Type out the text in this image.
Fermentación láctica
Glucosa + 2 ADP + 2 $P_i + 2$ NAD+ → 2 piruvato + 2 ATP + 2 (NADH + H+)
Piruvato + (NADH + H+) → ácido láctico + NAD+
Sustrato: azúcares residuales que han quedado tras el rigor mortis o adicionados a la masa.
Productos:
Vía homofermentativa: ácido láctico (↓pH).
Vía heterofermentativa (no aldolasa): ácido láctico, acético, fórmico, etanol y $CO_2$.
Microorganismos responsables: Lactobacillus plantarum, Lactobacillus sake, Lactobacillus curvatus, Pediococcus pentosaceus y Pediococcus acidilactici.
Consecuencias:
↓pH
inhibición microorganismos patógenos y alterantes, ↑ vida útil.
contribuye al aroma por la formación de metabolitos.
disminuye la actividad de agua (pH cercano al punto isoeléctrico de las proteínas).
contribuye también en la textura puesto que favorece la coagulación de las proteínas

• • • • •

PROBLEM DETAILS >>
Where a line in the material above holds "NADH", copy that line.

ANSWER TO THIS PROBLEM >>
Glucosa + 2 ADP + 2 $P_i + 2$ NAD+ → 2 piruvato + 2 ATP + 2 (NADH + H+)
Piruvato + (NADH + H+) → ácido láctico + NAD+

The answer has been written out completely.